>> BEGIN
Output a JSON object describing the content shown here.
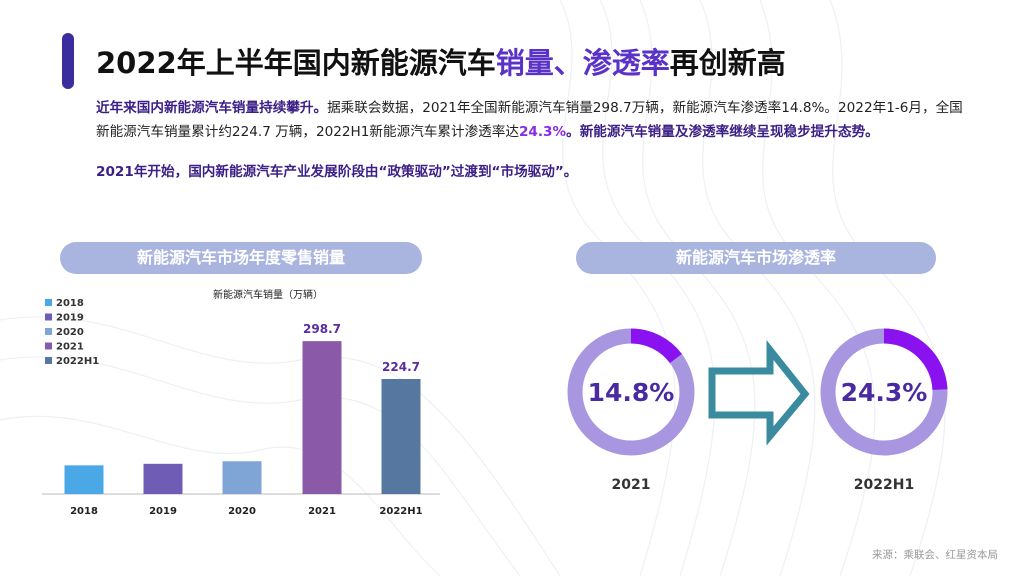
{
  "title": {
    "part1": "2022年上半年国内新能源汽车",
    "part2": "销量、渗透率",
    "part3": "再创新高"
  },
  "intro": {
    "p1_bold": "近年来国内新能源汽车销量持续攀升。",
    "p1_text1": "据乘联会数据，2021年全国新能源汽车销量298.7万辆，新能源汽车渗透率14.8%。2022年1-6月，全国新能源汽车销量累计约224.7 万辆，2022H1新能源汽车累计渗透率达",
    "p1_pct": "24.3%",
    "p1_bold2": "。新能源汽车销量及渗透率继续呈现稳步提升态势。",
    "p2_bold": "2021年开始，国内新能源汽车产业发展阶段由“政策驱动”过渡到“市场驱动”。"
  },
  "sections": {
    "left_title": "新能源汽车市场年度零售销量",
    "right_title": "新能源汽车市场渗透率"
  },
  "colors": {
    "accent": "#3b2d9e",
    "pill": "#a9b5de",
    "arrow_fill": "#3a8ba0",
    "donut_track": "#a996e0",
    "donut_fill": "#8a12f0"
  },
  "chart_data": [
    {
      "type": "bar",
      "title": "新能源汽车销量（万辆）",
      "categories": [
        "2018",
        "2019",
        "2020",
        "2021",
        "2022H1"
      ],
      "values": [
        56,
        59,
        64,
        298.7,
        224.7
      ],
      "data_labels": [
        "",
        "",
        "",
        "298.7",
        "224.7"
      ],
      "colors": [
        "#4aa8e6",
        "#6f5cb5",
        "#7fa4d6",
        "#8a5aa8",
        "#5577a0"
      ],
      "legend": [
        "2018",
        "2019",
        "2020",
        "2021",
        "2022H1"
      ],
      "legend_position": "top-left",
      "ylim": [
        0,
        340
      ],
      "grid": false
    },
    {
      "type": "pie",
      "subtype": "donut",
      "label": "2021",
      "value_label": "14.8%",
      "values": [
        14.8,
        85.2
      ]
    },
    {
      "type": "pie",
      "subtype": "donut",
      "label": "2022H1",
      "value_label": "24.3%",
      "values": [
        24.3,
        75.7
      ]
    }
  ],
  "source": "来源：乘联会、红星资本局"
}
>> END
> _Written task_:
All of the material above is to be copied exactly, except for its images.

> _Finished exercise_:
Output a JSON object describing the content shown here.
{
  "title": {
    "part1": "2022年上半年国内新能源汽车",
    "part2": "销量、渗透率",
    "part3": "再创新高"
  },
  "intro": {
    "p1_bold": "近年来国内新能源汽车销量持续攀升。",
    "p1_text1": "据乘联会数据，2021年全国新能源汽车销量298.7万辆，新能源汽车渗透率14.8%。2022年1-6月，全国新能源汽车销量累计约224.7 万辆，2022H1新能源汽车累计渗透率达",
    "p1_pct": "24.3%",
    "p1_bold2": "。新能源汽车销量及渗透率继续呈现稳步提升态势。",
    "p2_bold": "2021年开始，国内新能源汽车产业发展阶段由“政策驱动”过渡到“市场驱动”。"
  },
  "sections": {
    "left_title": "新能源汽车市场年度零售销量",
    "right_title": "新能源汽车市场渗透率"
  },
  "colors": {
    "accent": "#3b2d9e",
    "pill": "#a9b5de",
    "arrow_fill": "#3a8ba0",
    "donut_track": "#a996e0",
    "donut_fill": "#8a12f0"
  },
  "chart_data": [
    {
      "type": "bar",
      "title": "新能源汽车销量（万辆）",
      "categories": [
        "2018",
        "2019",
        "2020",
        "2021",
        "2022H1"
      ],
      "values": [
        56,
        59,
        64,
        298.7,
        224.7
      ],
      "data_labels": [
        "",
        "",
        "",
        "298.7",
        "224.7"
      ],
      "colors": [
        "#4aa8e6",
        "#6f5cb5",
        "#7fa4d6",
        "#8a5aa8",
        "#5577a0"
      ],
      "legend": [
        "2018",
        "2019",
        "2020",
        "2021",
        "2022H1"
      ],
      "legend_position": "top-left",
      "ylim": [
        0,
        340
      ],
      "grid": false
    },
    {
      "type": "pie",
      "subtype": "donut",
      "label": "2021",
      "value_label": "14.8%",
      "values": [
        14.8,
        85.2
      ]
    },
    {
      "type": "pie",
      "subtype": "donut",
      "label": "2022H1",
      "value_label": "24.3%",
      "values": [
        24.3,
        75.7
      ]
    }
  ],
  "source": "来源：乘联会、红星资本局"
}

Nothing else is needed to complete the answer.